◆ PROBLEM TO SOLVE
Starting with the line that has "Extract the structured" in it, repeat every line through the last one, word for word, and give nothing more.

Collected data entries

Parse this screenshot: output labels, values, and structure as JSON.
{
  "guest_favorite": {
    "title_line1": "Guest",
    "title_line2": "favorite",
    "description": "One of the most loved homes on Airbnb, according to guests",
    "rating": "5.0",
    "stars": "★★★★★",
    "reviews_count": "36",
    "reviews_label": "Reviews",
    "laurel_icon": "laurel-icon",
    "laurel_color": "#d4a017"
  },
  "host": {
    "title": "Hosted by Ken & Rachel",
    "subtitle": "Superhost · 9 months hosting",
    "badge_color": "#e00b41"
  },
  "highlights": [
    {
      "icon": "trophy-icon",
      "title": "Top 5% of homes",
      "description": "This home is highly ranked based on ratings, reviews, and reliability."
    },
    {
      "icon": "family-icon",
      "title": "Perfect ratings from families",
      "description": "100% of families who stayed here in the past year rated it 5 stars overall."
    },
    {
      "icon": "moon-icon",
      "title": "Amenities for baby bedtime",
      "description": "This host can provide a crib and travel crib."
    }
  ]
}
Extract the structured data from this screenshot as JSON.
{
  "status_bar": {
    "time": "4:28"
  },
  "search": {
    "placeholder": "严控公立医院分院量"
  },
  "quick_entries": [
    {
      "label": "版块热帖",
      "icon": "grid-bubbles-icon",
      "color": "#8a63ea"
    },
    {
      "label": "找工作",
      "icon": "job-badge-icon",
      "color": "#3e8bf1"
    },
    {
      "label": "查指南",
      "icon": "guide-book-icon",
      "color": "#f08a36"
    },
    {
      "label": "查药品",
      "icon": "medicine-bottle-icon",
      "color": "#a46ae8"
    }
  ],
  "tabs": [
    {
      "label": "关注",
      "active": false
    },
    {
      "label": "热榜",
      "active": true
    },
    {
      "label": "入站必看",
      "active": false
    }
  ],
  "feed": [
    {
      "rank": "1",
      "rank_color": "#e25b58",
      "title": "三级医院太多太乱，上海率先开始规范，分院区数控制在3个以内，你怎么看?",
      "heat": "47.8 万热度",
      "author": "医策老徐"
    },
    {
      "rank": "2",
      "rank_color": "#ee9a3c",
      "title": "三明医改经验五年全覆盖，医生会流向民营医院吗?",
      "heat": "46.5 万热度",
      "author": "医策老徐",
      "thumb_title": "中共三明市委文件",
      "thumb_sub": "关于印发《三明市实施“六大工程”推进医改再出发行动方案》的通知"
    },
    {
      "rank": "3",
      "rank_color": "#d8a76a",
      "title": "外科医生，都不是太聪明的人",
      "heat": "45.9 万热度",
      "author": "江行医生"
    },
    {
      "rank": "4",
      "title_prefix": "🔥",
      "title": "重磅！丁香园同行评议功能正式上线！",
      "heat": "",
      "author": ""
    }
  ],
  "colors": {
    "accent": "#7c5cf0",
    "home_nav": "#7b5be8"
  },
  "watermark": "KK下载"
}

◆ ANSWER FOR THIS EXERCISE
Extract the structured data from this screenshot as JSON.
{
  "status_bar": {
    "time": "4:28"
  },
  "search": {
    "placeholder": "严控公立医院分院量"
  },
  "quick_entries": [
    {
      "label": "版块热帖",
      "icon": "grid-bubbles-icon",
      "color": "#8a63ea"
    },
    {
      "label": "找工作",
      "icon": "job-badge-icon",
      "color": "#3e8bf1"
    },
    {
      "label": "查指南",
      "icon": "guide-book-icon",
      "color": "#f08a36"
    },
    {
      "label": "查药品",
      "icon": "medicine-bottle-icon",
      "color": "#a46ae8"
    }
  ],
  "tabs": [
    {
      "label": "关注",
      "active": false
    },
    {
      "label": "热榜",
      "active": true
    },
    {
      "label": "入站必看",
      "active": false
    }
  ],
  "feed": [
    {
      "rank": "1",
      "rank_color": "#e25b58",
      "title": "三级医院太多太乱，上海率先开始规范，分院区数控制在3个以内，你怎么看?",
      "heat": "47.8 万热度",
      "author": "医策老徐"
    },
    {
      "rank": "2",
      "rank_color": "#ee9a3c",
      "title": "三明医改经验五年全覆盖，医生会流向民营医院吗?",
      "heat": "46.5 万热度",
      "author": "医策老徐",
      "thumb_title": "中共三明市委文件",
      "thumb_sub": "关于印发《三明市实施“六大工程”推进医改再出发行动方案》的通知"
    },
    {
      "rank": "3",
      "rank_color": "#d8a76a",
      "title": "外科医生，都不是太聪明的人",
      "heat": "45.9 万热度",
      "author": "江行医生"
    },
    {
      "rank": "4",
      "title_prefix": "🔥",
      "title": "重磅！丁香园同行评议功能正式上线！",
      "heat": "",
      "author": ""
    }
  ],
  "colors": {
    "accent": "#7c5cf0",
    "home_nav": "#7b5be8"
  },
  "watermark": "KK下载"
}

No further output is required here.